Start of Materials provided

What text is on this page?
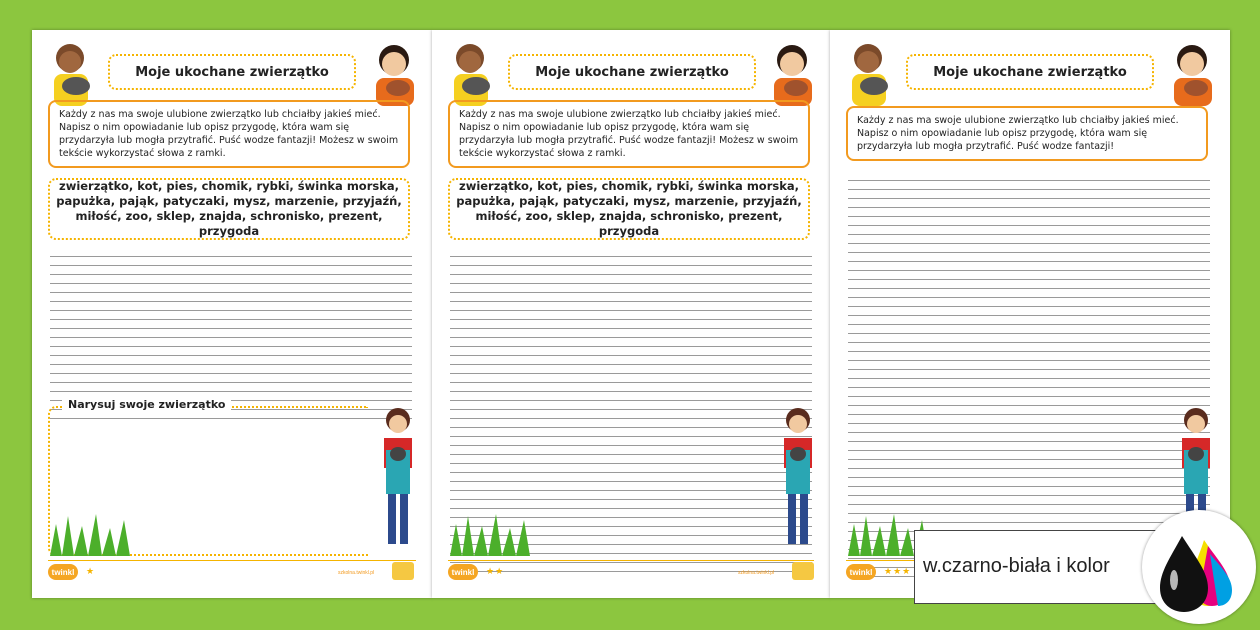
Moje ukochane zwierzątko
Każdy z nas ma swoje ulubione zwierzątko lub chciałby jakieś mieć. Napisz o nim opowiadanie lub opisz przygodę, która wam się przydarzyła lub mogła przytrafić. Puść wodze fantazji! Możesz w swoim tekście wykorzystać słowa z ramki.
zwierzątko, kot, pies, chomik, rybki, świnka morska, papużka, pająk, patyczaki, mysz, marzenie, przyjaźń, miłość, zoo, sklep, znajda, schronisko, prezent, przygoda
Narysuj swoje zwierzątko
twinkl	★	szkolna.twinkl.pl
Moje ukochane zwierzątko
Każdy z nas ma swoje ulubione zwierzątko lub chciałby jakieś mieć. Napisz o nim opowiadanie lub opisz przygodę, która wam się przydarzyła lub mogła przytrafić. Puść wodze fantazji! Możesz w swoim tekście wykorzystać słowa z ramki.
zwierzątko, kot, pies, chomik, rybki, świnka morska, papużka, pająk, patyczaki, mysz, marzenie, przyjaźń, miłość, zoo, sklep, znajda, schronisko, prezent, przygoda
twinkl	★★	szkolna.twinkl.pl
Moje ukochane zwierzątko
Każdy z nas ma swoje ulubione zwierzątko lub chciałby jakieś mieć. Napisz o nim opowiadanie lub opisz przygodę, która wam się przydarzyła lub mogła przytrafić. Puść wodze fantazji!
twinkl	★★★ w.czarno-biała i kolor
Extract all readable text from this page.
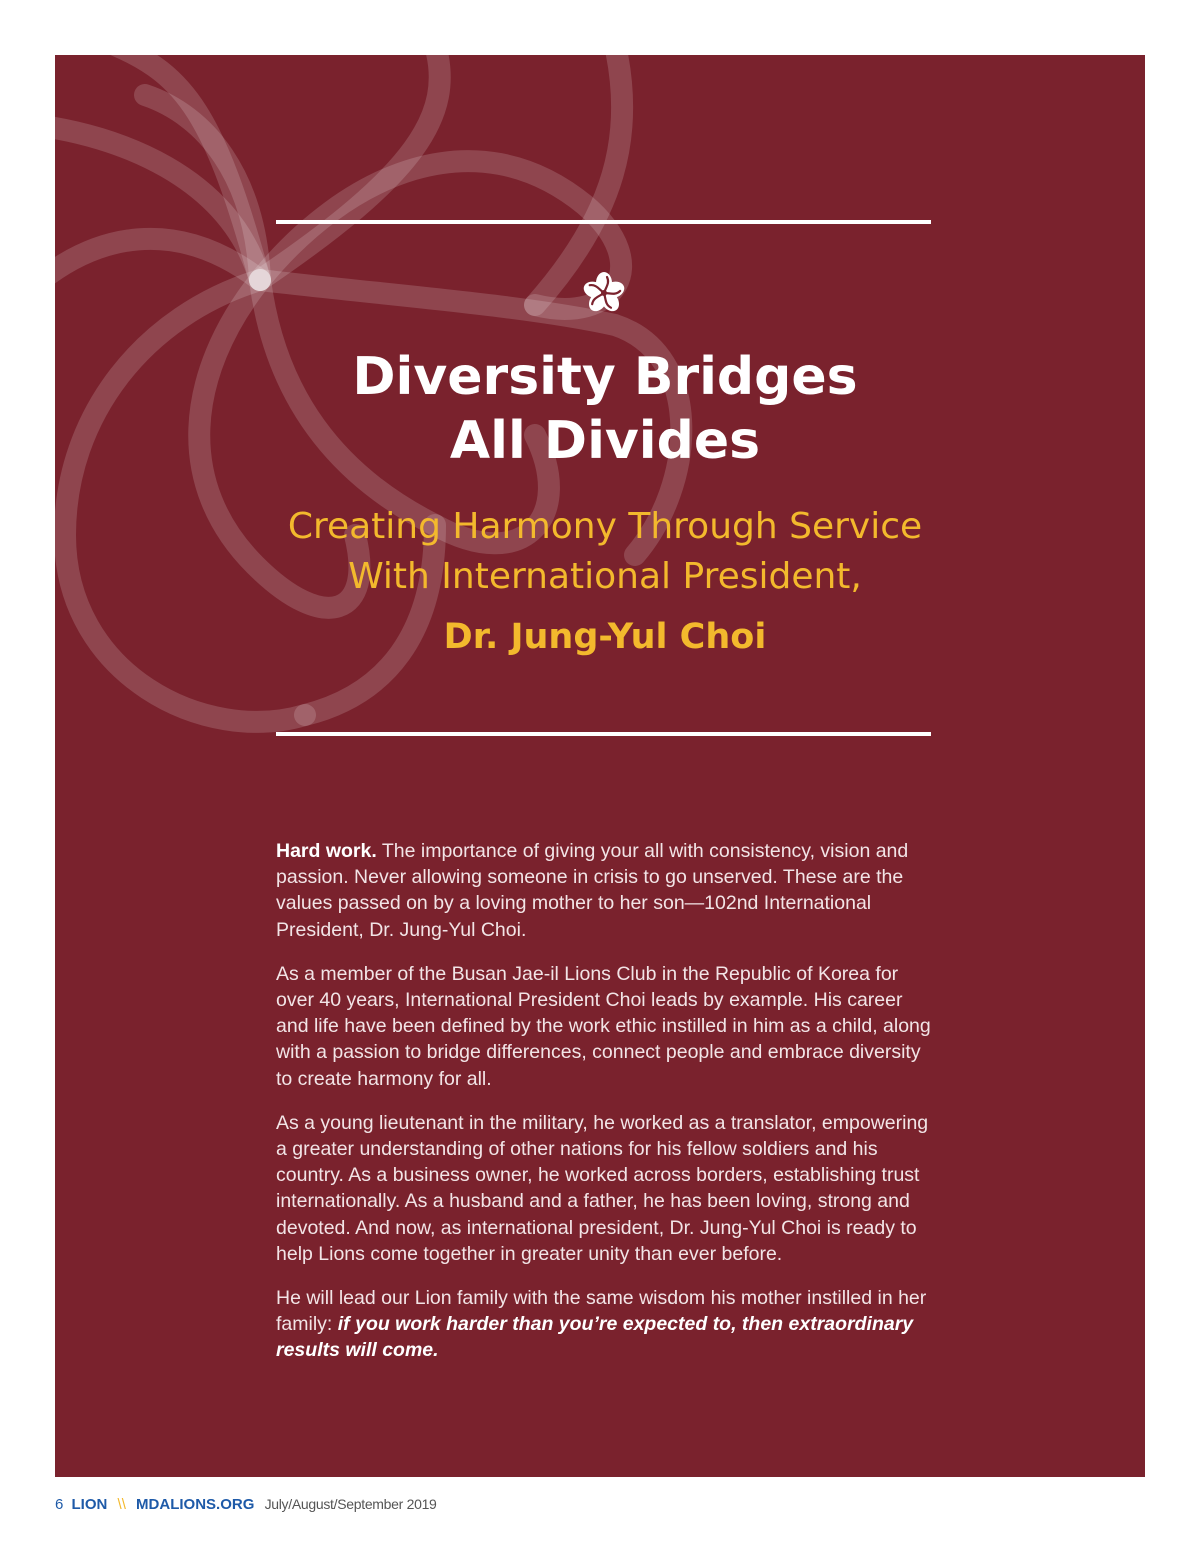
Diversity Bridges
All Divides

Creating Harmony Through Service

With International President,

Dr. Jung-Yul Choi

Hard work. The importance of giving your all with consistency, vision and passion. Never allowing someone in crisis to go unserved. These are the values passed on by a loving mother to her son—102nd International President, Dr. Jung-Yul Choi.

As a member of the Busan Jae-il Lions Club in the Republic of Korea for over 40 years, International President Choi leads by example. His career and life have been defined by the work ethic instilled in him as a child, along with a passion to bridge differences, connect people and embrace diversity to create harmony for all.

As a young lieutenant in the military, he worked as a translator, empowering a greater understanding of other nations for his fellow soldiers and his country. As a business owner, he worked across borders, establishing trust internationally. As a husband and a father, he has been loving, strong and devoted. And now, as international president, Dr. Jung-Yul Choi is ready to help Lions come together in greater unity than ever before.

He will lead our Lion family with the same wisdom his mother instilled in her family: if you work harder than you’re expected to, then extraordinary results will come.

6 LION \\ MDALIONS.ORG July/August/September 2019
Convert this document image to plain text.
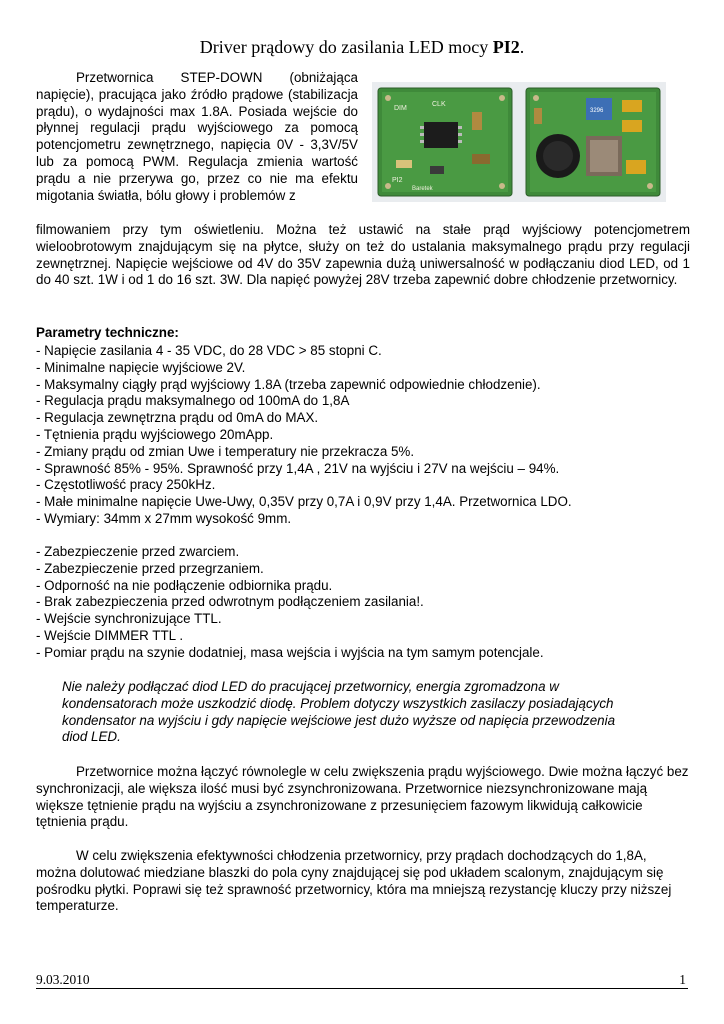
Driver prądowy do zasilania LED mocy PI2.
DIM
CLK
PI2
Baretek
3296

Przetwornica STEP-DOWN (obniżająca napięcie), pracująca jako źródło prądowe (stabilizacja prądu), o wydajności max 1.8A. Posiada wejście do płynnej regulacji prądu wyjściowego za pomocą potencjometru zewnętrznego, napięcia 0V - 3,3V/5V lub za pomocą PWM. Regulacja zmienia wartość prądu a nie przerywa go, przez co nie ma efektu migotania światła, bólu głowy i problemów z

filmowaniem przy tym oświetleniu. Można też ustawić na stałe prąd wyjściowy potencjometrem wieloobrotowym znajdującym się na płytce, służy on też do ustalania maksymalnego prądu przy regulacji zewnętrznej. Napięcie wejściowe od 4V do 35V zapewnia dużą uniwersalność w podłączaniu diod LED, od 1 do 40 szt. 1W i od 1 do 16 szt. 3W. Dla napięć powyżej 28V trzeba zapewnić dobre chłodzenie przetwornicy.

Parametry techniczne:

- Napięcie zasilania 4 - 35 VDC, do 28 VDC > 85 stopni C.
- Minimalne napięcie wyjściowe 2V.
- Maksymalny ciągły prąd wyjściowy 1.8A (trzeba zapewnić odpowiednie chłodzenie).
- Regulacja prądu maksymalnego od 100mA do 1,8A
- Regulacja zewnętrzna prądu od 0mA do MAX.
- Tętnienia prądu wyjściowego 20mApp.
- Zmiany prądu od zmian Uwe i temperatury nie przekracza 5%.
- Sprawność 85% - 95%. Sprawność przy 1,4A , 21V na wyjściu i 27V na wejściu – 94%.
- Częstotliwość pracy 250kHz.
- Małe minimalne napięcie Uwe-Uwy, 0,35V przy 0,7A i 0,9V przy 1,4A. Przetwornica LDO.
- Wymiary: 34mm x 27mm wysokość 9mm.
- Zabezpieczenie przed zwarciem.
- Zabezpieczenie przed przegrzaniem.
- Odporność na nie podłączenie odbiornika prądu.
- Brak zabezpieczenia przed odwrotnym podłączeniem zasilania!.
- Wejście synchronizujące TTL.
- Wejście DIMMER TTL .
- Pomiar prądu na szynie dodatniej, masa wejścia i wyjścia na tym samym potencjale.

Nie należy podłączać diod LED do pracującej przetwornicy, energia zgromadzona w kondensatorach może uszkodzić diodę. Problem dotyczy wszystkich zasilaczy posiadających kondensator na wyjściu i gdy napięcie wejściowe jest dużo wyższe od napięcia przewodzenia diod LED.

Przetwornice można łączyć równolegle w celu zwiększenia prądu wyjściowego. Dwie można łączyć bez synchronizacji, ale większa ilość musi być zsynchronizowana. Przetwornice niezsynchronizowane mają większe tętnienie prądu na wyjściu a zsynchronizowane z przesunięciem fazowym likwidują całkowicie tętnienia prądu.

W celu zwiększenia efektywności chłodzenia przetwornicy, przy prądach dochodzących do 1,8A, można dolutować miedziane blaszki do pola cyny znajdującej się pod układem scalonym, znajdującym się pośrodku płytki. Poprawi się też sprawność przetwornicy, która ma mniejszą rezystancję kluczy przy niższej temperaturze.

9.03.2010	1
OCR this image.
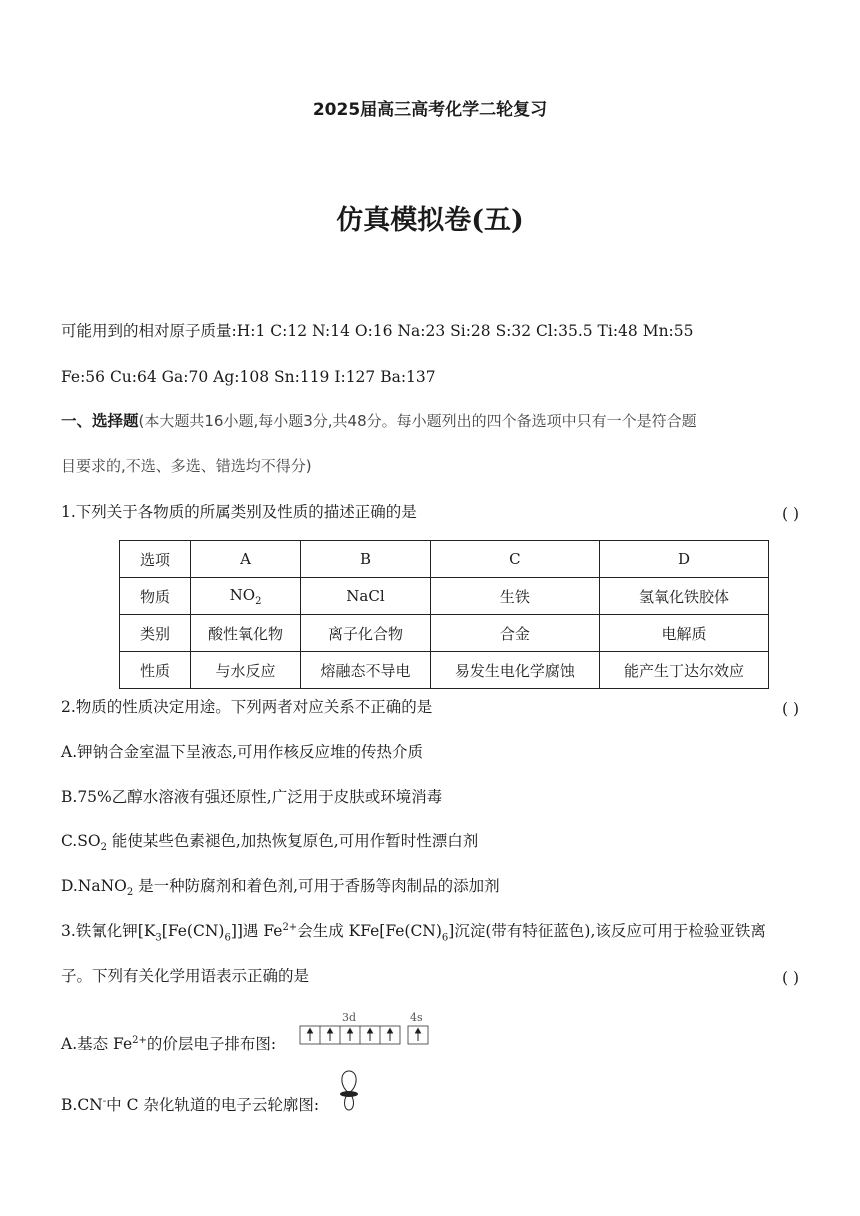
2025届高三高考化学二轮复习
仿真模拟卷(五)
可能用到的相对原子质量:H:1 C:12 N:14 O:16 Na:23 Si:28 S:32 Cl:35.5 Ti:48 Mn:55
Fe:56 Cu:64 Ga:70 Ag:108 Sn:119 I:127 Ba:137
一、选择题(本大题共16小题,每小题3分,共48分。每小题列出的四个备选项中只有一个是符合题
目要求的,不选、多选、错选均不得分)
1.下列关于各物质的所属类别及性质的描述正确的是	( )
选项	A	B	C	D
物质	$NO_2$	NaCl	生铁	氢氧化铁胶体
类别	酸性氧化物	离子化合物	合金	电解质
性质	与水反应	熔融态不导电	易发生电化学腐蚀	能产生丁达尔效应
2.物质的性质决定用途。下列两者对应关系不正确的是	( )
A.钾钠合金室温下呈液态,可用作核反应堆的传热介质
B.75%乙醇水溶液有强还原性,广泛用于皮肤或环境消毒
$C.SO_2$ 能使某些色素褪色,加热恢复原色,可用作暂时性漂白剂
D.NaNO$_2$ 是一种防腐剂和着色剂,可用于香肠等肉制品的添加剂
3.铁氰化钾$[K_3[Fe(CN)_6]]$遇 $Fe^{2+}$会生成 $KFe[Fe(CN)_6]$沉淀(带有特征蓝色),该反应可用于检验亚铁离
子。下列有关化学用语表示正确的是	( )
A.基态 $Fe^{2+}$的价层电子排布图:
3d	4s
B.CN-中 C 杂化轨道的电子云轮廓图:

End of Materials provided

Pictures are excluded; copy all other data exactly as shown.

What text is on this page?
Moje ukochane zwierzątko
Każdy z nas ma swoje ulubione zwierzątko lub chciałby jakieś mieć. Napisz o nim opowiadanie lub opisz przygodę, która wam się przydarzyła lub mogła przytrafić. Puść wodze fantazji! Możesz w swoim tekście wykorzystać słowa z ramki.
zwierzątko, kot, pies, chomik, rybki, świnka morska, papużka, pająk, patyczaki, mysz, marzenie, przyjaźń, miłość, zoo, sklep, znajda, schronisko, prezent, przygoda
Narysuj swoje zwierzątko
twinkl	★	szkolna.twinkl.pl
Moje ukochane zwierzątko
Każdy z nas ma swoje ulubione zwierzątko lub chciałby jakieś mieć. Napisz o nim opowiadanie lub opisz przygodę, która wam się przydarzyła lub mogła przytrafić. Puść wodze fantazji! Możesz w swoim tekście wykorzystać słowa z ramki.
zwierzątko, kot, pies, chomik, rybki, świnka morska, papużka, pająk, patyczaki, mysz, marzenie, przyjaźń, miłość, zoo, sklep, znajda, schronisko, prezent, przygoda
twinkl	★★	szkolna.twinkl.pl
Moje ukochane zwierzątko
Każdy z nas ma swoje ulubione zwierzątko lub chciałby jakieś mieć. Napisz o nim opowiadanie lub opisz przygodę, która wam się przydarzyła lub mogła przytrafić. Puść wodze fantazji!
twinkl	★★★ w.czarno-biała i kolor
Extract all readable text from this page.
Diversity Bridges
All Divides

Creating Harmony Through Service

With International President,

Dr. Jung-Yul Choi

Hard work. The importance of giving your all with consistency, vision and passion. Never allowing someone in crisis to go unserved. These are the values passed on by a loving mother to her son—102nd International President, Dr. Jung-Yul Choi.

As a member of the Busan Jae-il Lions Club in the Republic of Korea for over 40 years, International President Choi leads by example. His career and life have been defined by the work ethic instilled in him as a child, along with a passion to bridge differences, connect people and embrace diversity to create harmony for all.

As a young lieutenant in the military, he worked as a translator, empowering a greater understanding of other nations for his fellow soldiers and his country. As a business owner, he worked across borders, establishing trust internationally. As a husband and a father, he has been loving, strong and devoted. And now, as international president, Dr. Jung-Yul Choi is ready to help Lions come together in greater unity than ever before.

He will lead our Lion family with the same wisdom his mother instilled in her family: if you work harder than you’re expected to, then extraordinary results will come.

6 LION \\ MDALIONS.ORG July/August/September 2019
Convert this document image to plain text.
Driver prądowy do zasilania LED mocy PI2.
DIM
CLK
PI2
Baretek
3296

Przetwornica STEP-DOWN (obniżająca napięcie), pracująca jako źródło prądowe (stabilizacja prądu), o wydajności max 1.8A. Posiada wejście do płynnej regulacji prądu wyjściowego za pomocą potencjometru zewnętrznego, napięcia 0V - 3,3V/5V lub za pomocą PWM. Regulacja zmienia wartość prądu a nie przerywa go, przez co nie ma efektu migotania światła, bólu głowy i problemów z

filmowaniem przy tym oświetleniu. Można też ustawić na stałe prąd wyjściowy potencjometrem wieloobrotowym znajdującym się na płytce, służy on też do ustalania maksymalnego prądu przy regulacji zewnętrznej. Napięcie wejściowe od 4V do 35V zapewnia dużą uniwersalność w podłączaniu diod LED, od 1 do 40 szt. 1W i od 1 do 16 szt. 3W. Dla napięć powyżej 28V trzeba zapewnić dobre chłodzenie przetwornicy.

Parametry techniczne:

- Napięcie zasilania 4 - 35 VDC, do 28 VDC > 85 stopni C.
- Minimalne napięcie wyjściowe 2V.
- Maksymalny ciągły prąd wyjściowy 1.8A (trzeba zapewnić odpowiednie chłodzenie).
- Regulacja prądu maksymalnego od 100mA do 1,8A
- Regulacja zewnętrzna prądu od 0mA do MAX.
- Tętnienia prądu wyjściowego 20mApp.
- Zmiany prądu od zmian Uwe i temperatury nie przekracza 5%.
- Sprawność 85% - 95%. Sprawność przy 1,4A , 21V na wyjściu i 27V na wejściu – 94%.
- Częstotliwość pracy 250kHz.
- Małe minimalne napięcie Uwe-Uwy, 0,35V przy 0,7A i 0,9V przy 1,4A. Przetwornica LDO.
- Wymiary: 34mm x 27mm wysokość 9mm.
- Zabezpieczenie przed zwarciem.
- Zabezpieczenie przed przegrzaniem.
- Odporność na nie podłączenie odbiornika prądu.
- Brak zabezpieczenia przed odwrotnym podłączeniem zasilania!.
- Wejście synchronizujące TTL.
- Wejście DIMMER TTL .
- Pomiar prądu na szynie dodatniej, masa wejścia i wyjścia na tym samym potencjale.

Nie należy podłączać diod LED do pracującej przetwornicy, energia zgromadzona w kondensatorach może uszkodzić diodę. Problem dotyczy wszystkich zasilaczy posiadających kondensator na wyjściu i gdy napięcie wejściowe jest dużo wyższe od napięcia przewodzenia diod LED.

Przetwornice można łączyć równolegle w celu zwiększenia prądu wyjściowego. Dwie można łączyć bez synchronizacji, ale większa ilość musi być zsynchronizowana. Przetwornice niezsynchronizowane mają większe tętnienie prądu na wyjściu a zsynchronizowane z przesunięciem fazowym likwidują całkowicie tętnienia prądu.

W celu zwiększenia efektywności chłodzenia przetwornicy, przy prądach dochodzących do 1,8A, można dolutować miedziane blaszki do pola cyny znajdującej się pod układem scalonym, znajdującym się pośrodku płytki. Poprawi się też sprawność przetwornicy, która ma mniejszą rezystancję kluczy przy niższej temperaturze.

9.03.2010	1
OCR this image.
2025届高三高考化学二轮复习
仿真模拟卷(五)
可能用到的相对原子质量:H:1 C:12 N:14 O:16 Na:23 Si:28 S:32 Cl:35.5 Ti:48 Mn:55
Fe:56 Cu:64 Ga:70 Ag:108 Sn:119 I:127 Ba:137
一、选择题(本大题共16小题,每小题3分,共48分。每小题列出的四个备选项中只有一个是符合题
目要求的,不选、多选、错选均不得分)
1.下列关于各物质的所属类别及性质的描述正确的是	( )
选项	A	B	C	D
物质	$NO_2$	NaCl	生铁	氢氧化铁胶体
类别	酸性氧化物	离子化合物	合金	电解质
性质	与水反应	熔融态不导电	易发生电化学腐蚀	能产生丁达尔效应
2.物质的性质决定用途。下列两者对应关系不正确的是	( )
A.钾钠合金室温下呈液态,可用作核反应堆的传热介质
B.75%乙醇水溶液有强还原性,广泛用于皮肤或环境消毒
$C.SO_2$ 能使某些色素褪色,加热恢复原色,可用作暂时性漂白剂
D.NaNO$_2$ 是一种防腐剂和着色剂,可用于香肠等肉制品的添加剂
3.铁氰化钾$[K_3[Fe(CN)_6]]$遇 $Fe^{2+}$会生成 $KFe[Fe(CN)_6]$沉淀(带有特征蓝色),该反应可用于检验亚铁离
子。下列有关化学用语表示正确的是	( )
A.基态 $Fe^{2+}$的价层电子排布图:
3d	4s
B.CN-中 C 杂化轨道的电子云轮廓图:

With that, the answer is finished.